> _GOAL OF THE EXERCISE_: Give exactly the lines from the one with "Parse this chart and return its data as JSON." through the final line of the listing below, both included, leaving out any pictures.

> _Figure data in JSON_:
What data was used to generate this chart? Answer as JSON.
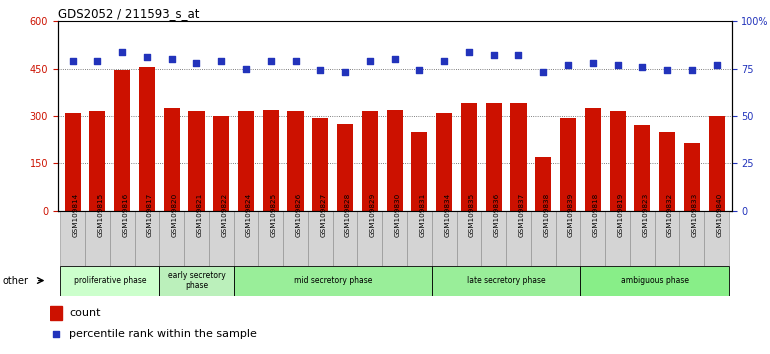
{
  "title": "GDS2052 / 211593_s_at",
  "samples": [
    "GSM109814",
    "GSM109815",
    "GSM109816",
    "GSM109817",
    "GSM109820",
    "GSM109821",
    "GSM109822",
    "GSM109824",
    "GSM109825",
    "GSM109826",
    "GSM109827",
    "GSM109828",
    "GSM109829",
    "GSM109830",
    "GSM109831",
    "GSM109834",
    "GSM109835",
    "GSM109836",
    "GSM109837",
    "GSM109838",
    "GSM109839",
    "GSM109818",
    "GSM109819",
    "GSM109823",
    "GSM109832",
    "GSM109833",
    "GSM109840"
  ],
  "counts": [
    310,
    315,
    445,
    455,
    325,
    315,
    300,
    315,
    320,
    315,
    295,
    275,
    315,
    320,
    250,
    310,
    340,
    340,
    340,
    170,
    295,
    325,
    315,
    270,
    250,
    215,
    300
  ],
  "percentiles": [
    79,
    79,
    84,
    81,
    80,
    78,
    79,
    75,
    79,
    79,
    74,
    73,
    79,
    80,
    74,
    79,
    84,
    82,
    82,
    73,
    77,
    78,
    77,
    76,
    74,
    74,
    77
  ],
  "bar_color": "#cc1100",
  "dot_color": "#2233bb",
  "ylim_left": [
    0,
    600
  ],
  "ylim_right": [
    0,
    100
  ],
  "yticks_left": [
    0,
    150,
    300,
    450,
    600
  ],
  "yticks_right": [
    0,
    25,
    50,
    75,
    100
  ],
  "phase_groups": [
    {
      "label": "proliferative phase",
      "start": 0,
      "end": 4,
      "color": "#ccffcc"
    },
    {
      "label": "early secretory\nphase",
      "start": 4,
      "end": 7,
      "color": "#bbf0bb"
    },
    {
      "label": "mid secretory phase",
      "start": 7,
      "end": 15,
      "color": "#99ee99"
    },
    {
      "label": "late secretory phase",
      "start": 15,
      "end": 21,
      "color": "#99ee99"
    },
    {
      "label": "ambiguous phase",
      "start": 21,
      "end": 27,
      "color": "#88ee88"
    }
  ],
  "other_label": "other",
  "legend_count_label": "count",
  "legend_pct_label": "percentile rank within the sample",
  "xtick_bg": "#d4d4d4",
  "plot_bg": "#ffffff"
}
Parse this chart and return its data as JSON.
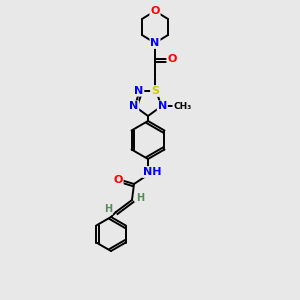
{
  "bg_color": "#e8e8e8",
  "atom_colors": {
    "N": "#0000ff",
    "O": "#ff0000",
    "S": "#cccc00",
    "C": "#000000",
    "H": "#5a8a5a"
  },
  "bond_color": "#000000",
  "figsize": [
    3.0,
    3.0
  ],
  "dpi": 100
}
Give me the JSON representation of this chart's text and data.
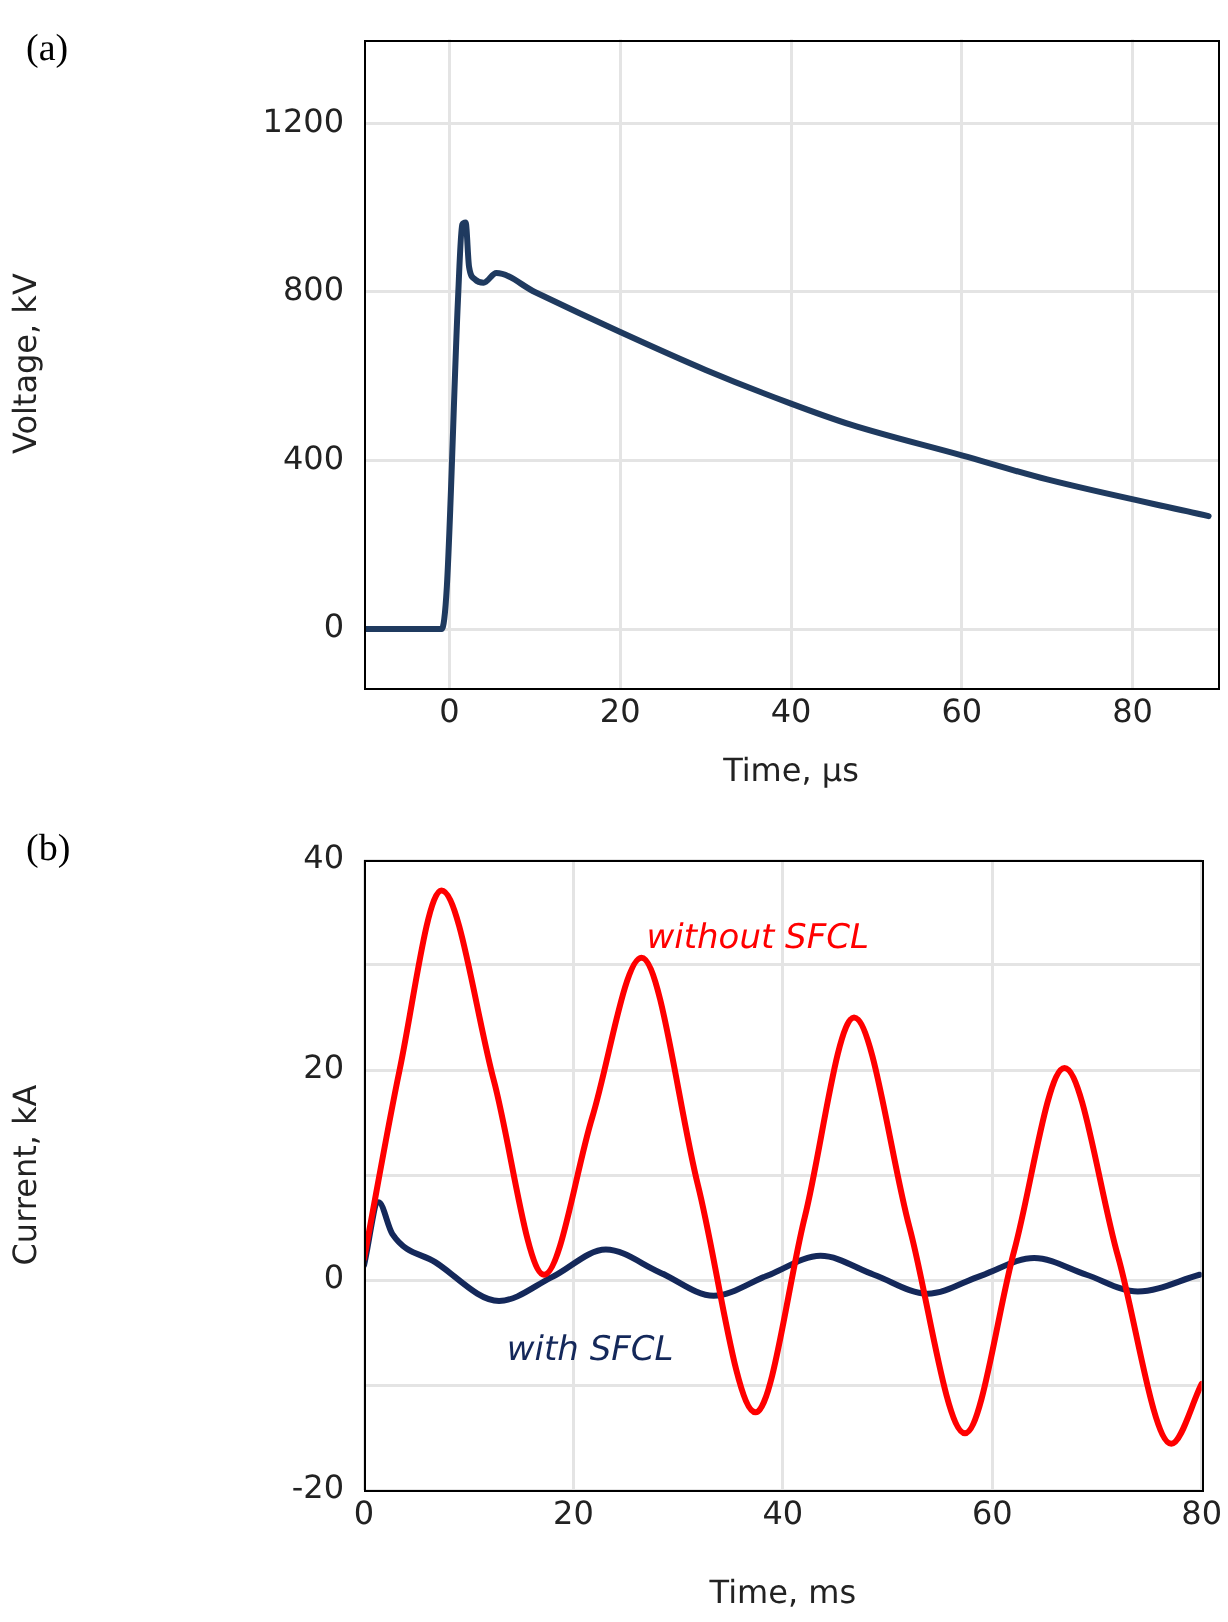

> _SOLUTION TO THIS TASK_:
Parse this chart and return its data as JSON.
{
  "bg_color": "#e8e8e8",
  "atom_colors": {
    "N": "#0000ff",
    "O": "#ff0000",
    "S": "#cccc00",
    "C": "#000000",
    "H": "#5a8a5a"
  },
  "bond_color": "#000000",
  "figsize": [
    3.0,
    3.0
  ],
  "dpi": 100
}
Give me the JSON representation of this chart's text and data.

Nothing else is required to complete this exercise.